WHAT THE TASK REQUIRES » Write out the lines below as a numbered list. Leave out blank lines and pictures.

Lines of data:
══════════════════════════════

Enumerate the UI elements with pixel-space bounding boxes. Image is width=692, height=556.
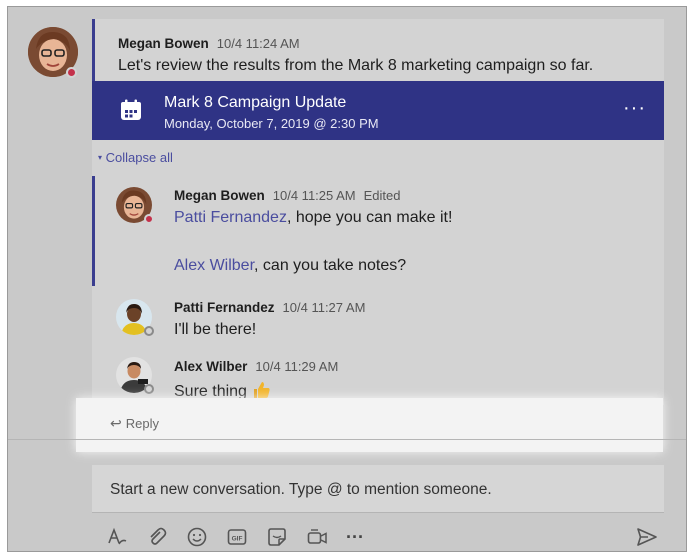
mention-alex-wilber[interactable]: Alex Wilber: [174, 257, 254, 274]
collapse-all-link[interactable]: ▾ Collapse all: [98, 150, 173, 165]
edited-label: Edited: [363, 188, 401, 203]
collapse-all-label: Collapse all: [105, 150, 173, 165]
reply-bar[interactable]: ↩ Reply: [76, 398, 663, 452]
reply-text-rest: , hope you can make it!: [286, 209, 453, 226]
mention-patti-fernandez[interactable]: Patti Fernandez: [174, 209, 287, 226]
compose-placeholder[interactable]: Start a new conversation. Type @ to ment…: [110, 481, 492, 499]
thumbs-up-icon: [251, 380, 271, 400]
chevron-down-icon: ▾: [98, 153, 103, 162]
reply-time: 10/4 11:27 AM: [282, 300, 366, 315]
main-post-time: 10/4 11:24 AM: [216, 36, 300, 51]
away-status-icon: [144, 326, 154, 336]
more-options-icon[interactable]: ···: [342, 524, 368, 550]
main-post-header: Megan Bowen 10/4 11:24 AM: [118, 35, 300, 53]
reply-author[interactable]: Megan Bowen: [174, 188, 265, 203]
calendar-icon: [121, 99, 141, 120]
reply-header: Alex Wilber 10/4 11:29 AM: [174, 358, 338, 376]
main-post-text: Let's review the results from the Mark 8…: [118, 57, 594, 74]
reply-time: 10/4 11:25 AM: [272, 188, 356, 203]
busy-status-icon: [144, 214, 154, 224]
reply-author[interactable]: Patti Fernandez: [174, 300, 275, 315]
send-icon[interactable]: [634, 524, 660, 550]
reply-accent-bar: [92, 176, 95, 286]
meeting-date: Monday, October 7, 2019 @ 2:30 PM: [164, 116, 379, 131]
compose-toolbar: GIF ···: [104, 524, 664, 550]
gif-icon[interactable]: GIF: [224, 524, 250, 550]
meeting-title[interactable]: Mark 8 Campaign Update: [164, 94, 346, 112]
reply-header: Megan Bowen 10/4 11:25 AM Edited: [174, 187, 401, 205]
away-status-icon: [144, 384, 154, 394]
reply-label: Reply: [125, 416, 159, 431]
sticker-icon[interactable]: [264, 524, 290, 550]
attach-icon[interactable]: [144, 524, 170, 550]
reply-text-line2: Alex Wilber, can you take notes?: [174, 257, 406, 275]
reply-author[interactable]: Alex Wilber: [174, 359, 247, 374]
compose-box[interactable]: Start a new conversation. Type @ to ment…: [92, 465, 664, 513]
format-icon[interactable]: [104, 524, 130, 550]
reply-header: Patti Fernandez 10/4 11:27 AM: [174, 299, 365, 317]
reply-button[interactable]: ↩ Reply: [110, 415, 159, 432]
main-post-author[interactable]: Megan Bowen: [118, 36, 209, 51]
reply-time: 10/4 11:29 AM: [255, 359, 339, 374]
thread-accent-bar: [92, 19, 95, 81]
svg-text:GIF: GIF: [232, 536, 243, 543]
conversation-thread: Megan Bowen 10/4 11:24 AM Let's review th…: [92, 19, 664, 405]
emoji-icon[interactable]: [184, 524, 210, 550]
reply-text: I'll be there!: [174, 321, 257, 338]
meeting-card[interactable]: Mark 8 Campaign Update Monday, October 7…: [92, 81, 664, 140]
meet-now-icon[interactable]: [304, 524, 330, 550]
reply-text-rest: , can you take notes?: [254, 257, 407, 274]
teams-channel-window: Megan Bowen 10/4 11:24 AM Let's review th…: [7, 6, 687, 552]
divider: [8, 439, 686, 440]
reply-arrow-icon: ↩: [110, 415, 122, 431]
reply-text: Patti Fernandez, hope you can make it!: [174, 209, 452, 227]
busy-status-icon: [66, 67, 77, 78]
more-options-icon[interactable]: ···: [623, 97, 646, 120]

══════════════════════════════

OUTPUT FOR THIS TASK »
1. Enumerate the UI elements with pixel-space bounding boxes. Image is width=692, height=556.
2. mention-alex-wilber[interactable]: Alex Wilber: [174, 257, 254, 274]
3. collapse-all-link[interactable]: ▾ Collapse all: [98, 150, 173, 165]
4. edited-label: Edited: [363, 188, 401, 203]
5. collapse-all-label: Collapse all: [105, 150, 173, 165]
6. reply-bar[interactable]: ↩ Reply: [76, 398, 663, 452]
7. reply-text-rest: , hope you can make it!: [286, 209, 453, 226]
8. mention-patti-fernandez[interactable]: Patti Fernandez: [174, 209, 287, 226]
9. compose-placeholder[interactable]: Start a new conversation. Type @ to ment…: [110, 481, 492, 499]
10. thumbs-up-icon: [251, 380, 271, 400]
11. chevron-down-icon: ▾: [98, 153, 103, 162]
12. reply-time: 10/4 11:27 AM: [282, 300, 366, 315]
13. main-post-time: 10/4 11:24 AM: [216, 36, 300, 51]
14. away-status-icon: [144, 326, 154, 336]
15. more-options-icon[interactable]: ···: [342, 524, 368, 550]
16. main-post-header: Megan Bowen 10/4 11:24 AM: [118, 35, 300, 53]
17. reply-author[interactable]: Megan Bowen: [174, 188, 265, 203]
18. calendar-icon: [121, 99, 141, 120]
19. reply-header: Alex Wilber 10/4 11:29 AM: [174, 358, 338, 376]
20. main-post-text: Let's review the results from the Mark 8…: [118, 57, 594, 74]
21. reply-time: 10/4 11:25 AM: [272, 188, 356, 203]
22. busy-status-icon: [144, 214, 154, 224]
23. reply-author[interactable]: Patti Fernandez: [174, 300, 275, 315]
24. send-icon[interactable]: [634, 524, 660, 550]
25. reply-accent-bar: [92, 176, 95, 286]
26. meeting-date: Monday, October 7, 2019 @ 2:30 PM: [164, 116, 379, 131]
27. compose-toolbar: GIF ···: [104, 524, 664, 550]
28. gif-icon[interactable]: GIF: [224, 524, 250, 550]
29. meeting-title[interactable]: Mark 8 Campaign Update: [164, 94, 346, 112]
30. reply-header: Megan Bowen 10/4 11:25 AM Edited: [174, 187, 401, 205]
31. away-status-icon: [144, 384, 154, 394]
32. reply-label: Reply: [125, 416, 159, 431]
33. sticker-icon[interactable]: [264, 524, 290, 550]
34. attach-icon[interactable]: [144, 524, 170, 550]
35. reply-text-line2: Alex Wilber, can you take notes?: [174, 257, 406, 275]
36. reply-author[interactable]: Alex Wilber: [174, 359, 247, 374]
37. compose-box[interactable]: Start a new conversation. Type @ to ment…: [92, 465, 664, 513]
38. format-icon[interactable]: [104, 524, 130, 550]
39. reply-header: Patti Fernandez 10/4 11:27 AM: [174, 299, 365, 317]
40. reply-button[interactable]: ↩ Reply: [110, 415, 159, 432]
41. main-post-author[interactable]: Megan Bowen: [118, 36, 209, 51]
42. reply-time: 10/4 11:29 AM: [255, 359, 339, 374]
43. thread-accent-bar: [92, 19, 95, 81]
44. svg-text:GIF: GIF: [232, 536, 243, 543]
45. conversation-thread: Megan Bowen 10/4 11:24 AM Let's review th…: [92, 19, 664, 405]
46. emoji-icon[interactable]: [184, 524, 210, 550]
47. reply-text: I'll be there!: [174, 321, 257, 338]
48. meeting-card[interactable]: Mark 8 Campaign Update Monday, October 7…: [92, 81, 664, 140]
49. meet-now-icon[interactable]: [304, 524, 330, 550]
50. reply-text-rest: , can you take notes?: [254, 257, 407, 274]
51. teams-channel-window: Megan Bowen 10/4 11:24 AM Let's review th…: [7, 6, 687, 552]
52. divider: [8, 439, 686, 440]
53. reply-arrow-icon: ↩: [110, 415, 122, 431]
54. reply-text: Patti Fernandez, hope you can make it!: [174, 209, 452, 227]
55. busy-status-icon: [66, 67, 77, 78]
56. more-options-icon[interactable]: ···: [623, 97, 646, 120]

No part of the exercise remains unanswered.